> Text section:
Location.search "Melbourne", :order => :state
User.search :conditions => {:role_id => 2}, :order => "name ASC"
Keep in mind that if you use a string, you must specify the direction (ASC or DESC) else Sphinx won’t return any results. If you use a symbol then Thinking Sphinx assumes ASC, but if you wish to state otherwise, use the :sort_mode option:
Location.search "Melbourne", :order => :state, :sort_mode => :desc
Of course, there are other sort modes - check out the Sphinx documentation for that level of detail though.
If desired, you can sort by a column in your model instead of a sphinx field or attribute. This sort only applies to the current page, so is most useful when performing a search with a single page of results.
User.search("pat", :sql_order => "name")
Grouping
For this you can use the group_by, group_clause and group_function options - which are all directly linked to Sphinx’s expectations. No magic from Thinking Sphinx. It can get a little tricky, so make sure you read all the relevant documentation first.
Grouping is done via three parameters within the options hash
-
:group_function
determines the way grouping is done -
:group_by
determines the field which is used for grouping -
:group_clause
determines the sorting order
group_function
Valid values for :group_function are
-
:day
,:week
,:month
,:year
- Grouping is done by the respective timeframes. -
:attr
,:attrpair
- Grouping is done by the specified attributes(s)
group_by
This parameter denotes the field by which grouping is done. Note that the specified field must be a sphinx attribute or index.

> Aim 1:
According to the text on Thinking Sphinx sorting, what happens if a string is given for the order without a direction of ASC or DESC?

[Bounding box annotations]
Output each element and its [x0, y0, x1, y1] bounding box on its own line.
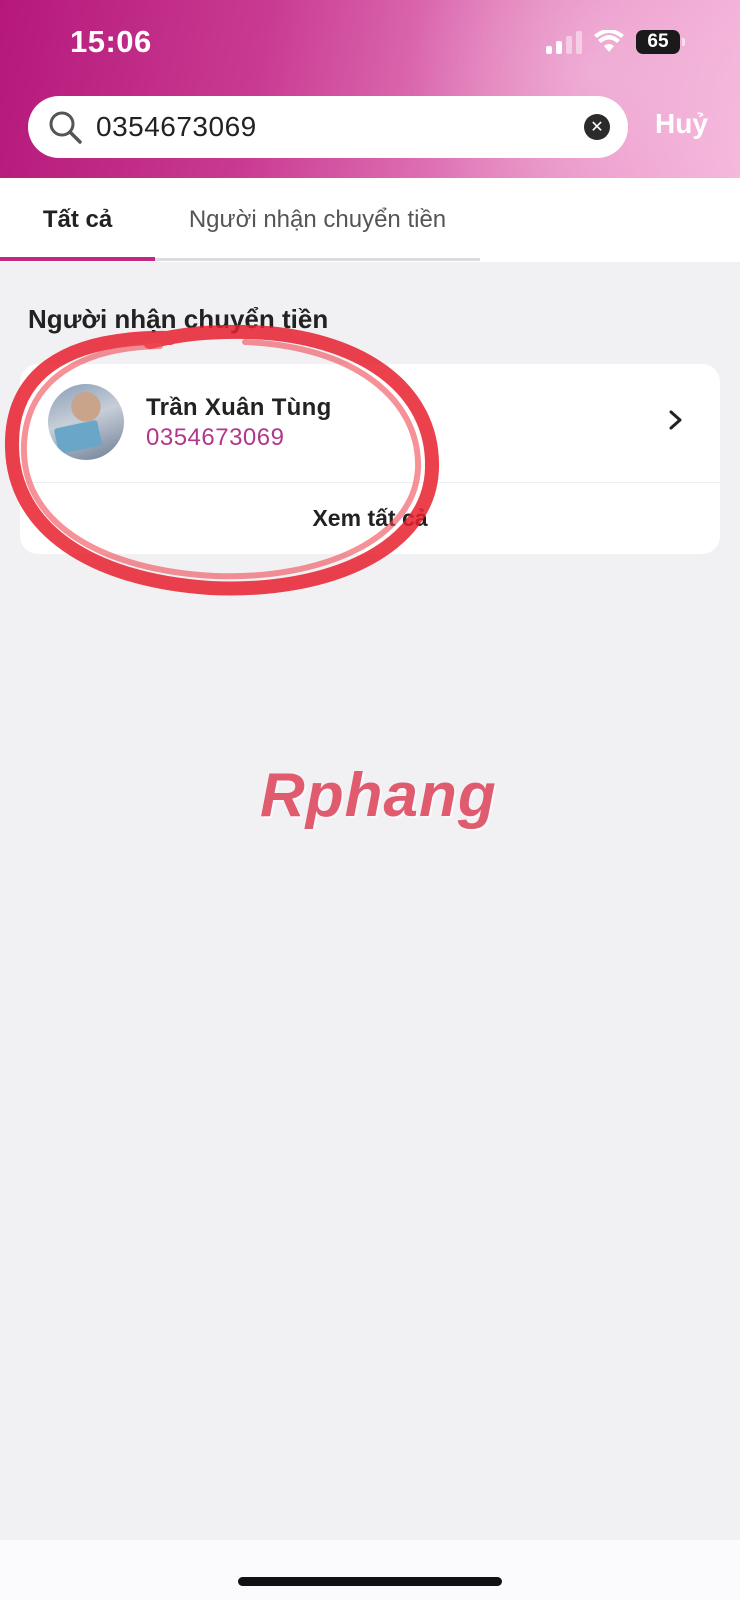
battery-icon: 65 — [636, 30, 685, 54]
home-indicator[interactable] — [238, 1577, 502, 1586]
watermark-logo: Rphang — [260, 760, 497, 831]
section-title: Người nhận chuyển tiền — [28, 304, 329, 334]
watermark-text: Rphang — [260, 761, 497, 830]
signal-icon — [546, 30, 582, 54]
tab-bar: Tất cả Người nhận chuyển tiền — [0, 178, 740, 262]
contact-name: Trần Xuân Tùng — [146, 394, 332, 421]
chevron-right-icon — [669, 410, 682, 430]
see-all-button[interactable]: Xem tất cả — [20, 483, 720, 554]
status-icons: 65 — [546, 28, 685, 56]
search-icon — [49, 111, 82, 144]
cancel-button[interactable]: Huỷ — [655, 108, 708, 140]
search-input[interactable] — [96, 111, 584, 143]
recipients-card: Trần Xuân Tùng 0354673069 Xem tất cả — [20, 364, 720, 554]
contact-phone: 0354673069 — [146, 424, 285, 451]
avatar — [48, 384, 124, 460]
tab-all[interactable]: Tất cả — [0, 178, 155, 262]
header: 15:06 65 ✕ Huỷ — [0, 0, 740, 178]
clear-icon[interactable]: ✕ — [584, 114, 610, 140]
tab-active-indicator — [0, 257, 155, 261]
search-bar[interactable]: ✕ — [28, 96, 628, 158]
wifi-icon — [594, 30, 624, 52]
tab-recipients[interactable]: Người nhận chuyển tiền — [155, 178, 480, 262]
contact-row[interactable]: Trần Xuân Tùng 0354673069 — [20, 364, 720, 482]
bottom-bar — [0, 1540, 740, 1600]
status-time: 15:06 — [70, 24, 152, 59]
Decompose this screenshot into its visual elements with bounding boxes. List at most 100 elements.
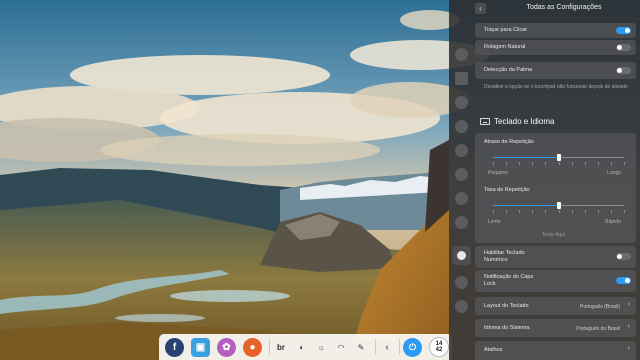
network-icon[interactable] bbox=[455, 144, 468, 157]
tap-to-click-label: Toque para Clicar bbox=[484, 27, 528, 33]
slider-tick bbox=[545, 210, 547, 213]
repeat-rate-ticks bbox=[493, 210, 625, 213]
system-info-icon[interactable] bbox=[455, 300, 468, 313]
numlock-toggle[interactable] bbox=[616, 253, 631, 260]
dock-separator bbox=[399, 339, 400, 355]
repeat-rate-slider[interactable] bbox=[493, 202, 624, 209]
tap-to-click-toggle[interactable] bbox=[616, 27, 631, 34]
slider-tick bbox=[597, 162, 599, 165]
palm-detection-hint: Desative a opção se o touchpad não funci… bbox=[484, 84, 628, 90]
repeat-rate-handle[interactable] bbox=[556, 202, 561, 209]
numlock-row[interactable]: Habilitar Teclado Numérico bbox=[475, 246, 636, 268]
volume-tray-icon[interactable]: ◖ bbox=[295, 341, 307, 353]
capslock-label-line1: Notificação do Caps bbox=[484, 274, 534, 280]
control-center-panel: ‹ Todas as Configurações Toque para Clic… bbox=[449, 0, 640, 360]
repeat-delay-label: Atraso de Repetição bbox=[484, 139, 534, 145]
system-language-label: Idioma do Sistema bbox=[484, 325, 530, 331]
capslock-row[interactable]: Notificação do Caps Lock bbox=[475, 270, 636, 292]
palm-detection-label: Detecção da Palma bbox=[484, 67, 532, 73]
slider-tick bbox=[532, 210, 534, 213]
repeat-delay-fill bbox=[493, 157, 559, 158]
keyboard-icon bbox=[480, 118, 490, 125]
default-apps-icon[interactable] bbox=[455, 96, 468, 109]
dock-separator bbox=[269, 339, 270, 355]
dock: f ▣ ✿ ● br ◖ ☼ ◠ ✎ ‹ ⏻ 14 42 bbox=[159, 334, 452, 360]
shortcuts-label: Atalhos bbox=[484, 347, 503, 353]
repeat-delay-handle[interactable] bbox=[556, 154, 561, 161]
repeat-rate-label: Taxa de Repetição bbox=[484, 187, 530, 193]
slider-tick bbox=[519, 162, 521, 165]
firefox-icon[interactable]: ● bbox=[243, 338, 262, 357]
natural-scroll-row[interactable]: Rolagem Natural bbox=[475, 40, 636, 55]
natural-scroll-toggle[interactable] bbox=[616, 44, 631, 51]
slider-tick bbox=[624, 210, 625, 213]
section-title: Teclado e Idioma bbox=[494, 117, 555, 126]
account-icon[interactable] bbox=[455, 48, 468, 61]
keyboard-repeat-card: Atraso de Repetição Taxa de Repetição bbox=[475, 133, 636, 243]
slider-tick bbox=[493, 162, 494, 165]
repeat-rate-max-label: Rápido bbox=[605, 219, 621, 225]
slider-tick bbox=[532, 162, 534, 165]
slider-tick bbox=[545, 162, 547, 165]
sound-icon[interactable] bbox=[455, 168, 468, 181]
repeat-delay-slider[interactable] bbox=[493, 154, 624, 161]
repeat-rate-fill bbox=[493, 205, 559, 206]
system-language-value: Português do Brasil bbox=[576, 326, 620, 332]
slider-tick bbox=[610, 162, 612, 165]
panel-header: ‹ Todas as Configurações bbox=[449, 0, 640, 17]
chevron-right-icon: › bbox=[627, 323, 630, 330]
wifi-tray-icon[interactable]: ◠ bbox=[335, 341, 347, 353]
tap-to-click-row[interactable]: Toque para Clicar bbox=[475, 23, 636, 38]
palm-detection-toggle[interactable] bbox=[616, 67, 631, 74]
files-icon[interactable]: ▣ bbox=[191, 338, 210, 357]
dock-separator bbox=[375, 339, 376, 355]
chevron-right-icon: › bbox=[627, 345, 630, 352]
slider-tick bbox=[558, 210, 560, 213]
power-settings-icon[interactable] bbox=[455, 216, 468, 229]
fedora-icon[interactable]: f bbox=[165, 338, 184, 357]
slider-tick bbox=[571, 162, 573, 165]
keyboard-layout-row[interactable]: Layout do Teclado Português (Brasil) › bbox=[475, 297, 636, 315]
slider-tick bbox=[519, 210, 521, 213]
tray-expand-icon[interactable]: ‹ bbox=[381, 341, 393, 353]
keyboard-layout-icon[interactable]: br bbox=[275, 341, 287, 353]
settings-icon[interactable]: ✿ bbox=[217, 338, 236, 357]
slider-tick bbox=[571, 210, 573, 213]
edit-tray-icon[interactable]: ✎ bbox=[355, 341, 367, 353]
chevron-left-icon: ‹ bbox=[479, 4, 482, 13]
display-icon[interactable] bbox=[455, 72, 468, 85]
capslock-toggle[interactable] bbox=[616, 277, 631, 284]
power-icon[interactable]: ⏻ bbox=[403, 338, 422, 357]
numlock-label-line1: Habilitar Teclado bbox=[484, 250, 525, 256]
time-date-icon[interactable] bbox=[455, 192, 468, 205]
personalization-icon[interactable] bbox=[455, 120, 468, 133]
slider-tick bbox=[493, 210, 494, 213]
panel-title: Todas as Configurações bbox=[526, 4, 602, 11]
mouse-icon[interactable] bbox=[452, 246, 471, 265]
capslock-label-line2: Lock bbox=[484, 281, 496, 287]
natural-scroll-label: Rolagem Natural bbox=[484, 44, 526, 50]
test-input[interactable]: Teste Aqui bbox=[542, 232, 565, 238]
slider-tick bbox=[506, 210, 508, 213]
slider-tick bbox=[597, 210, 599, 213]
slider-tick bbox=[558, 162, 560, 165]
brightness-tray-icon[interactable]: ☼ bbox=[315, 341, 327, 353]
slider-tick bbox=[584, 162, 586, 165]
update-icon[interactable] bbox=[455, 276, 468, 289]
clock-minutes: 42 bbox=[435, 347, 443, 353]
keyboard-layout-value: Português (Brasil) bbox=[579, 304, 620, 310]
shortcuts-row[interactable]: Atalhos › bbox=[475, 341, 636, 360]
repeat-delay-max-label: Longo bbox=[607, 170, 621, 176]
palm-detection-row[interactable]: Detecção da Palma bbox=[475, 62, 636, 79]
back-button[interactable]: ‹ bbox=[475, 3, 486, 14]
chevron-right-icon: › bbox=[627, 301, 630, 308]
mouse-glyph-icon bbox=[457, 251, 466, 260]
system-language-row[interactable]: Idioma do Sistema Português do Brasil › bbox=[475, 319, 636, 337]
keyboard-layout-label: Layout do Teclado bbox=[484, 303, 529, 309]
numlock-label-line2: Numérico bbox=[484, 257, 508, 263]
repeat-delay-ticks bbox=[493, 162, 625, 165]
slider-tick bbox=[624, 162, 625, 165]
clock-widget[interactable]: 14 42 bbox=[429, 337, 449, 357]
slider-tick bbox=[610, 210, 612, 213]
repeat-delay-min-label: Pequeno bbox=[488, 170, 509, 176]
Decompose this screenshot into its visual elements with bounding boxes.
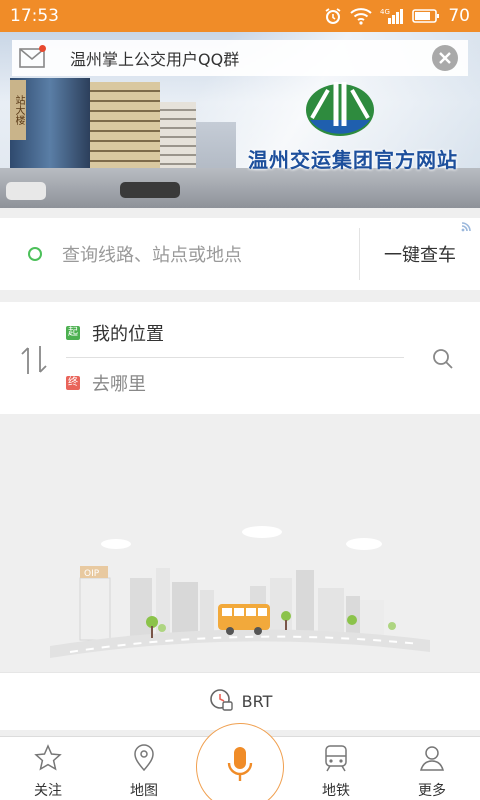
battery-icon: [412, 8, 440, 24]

> Aim 2:
In the records, copy every line from the one containing "network-icon[interactable] bbox=[455, 144, 468, 157]" down to the one containing "system-info-icon[interactable] bbox=[455, 300, 468, 313]", including both of those lines, character for character.

> Worked solution 1:
Sphinx won't return any results.

> Worked solution 2:
network-icon[interactable] bbox=[455, 144, 468, 157]
tap-to-click-label: Toque para Clicar bbox=[484, 27, 528, 33]
slider-tick bbox=[545, 210, 547, 213]
repeat-rate-ticks bbox=[493, 210, 625, 213]
system-info-icon[interactable] bbox=[455, 300, 468, 313]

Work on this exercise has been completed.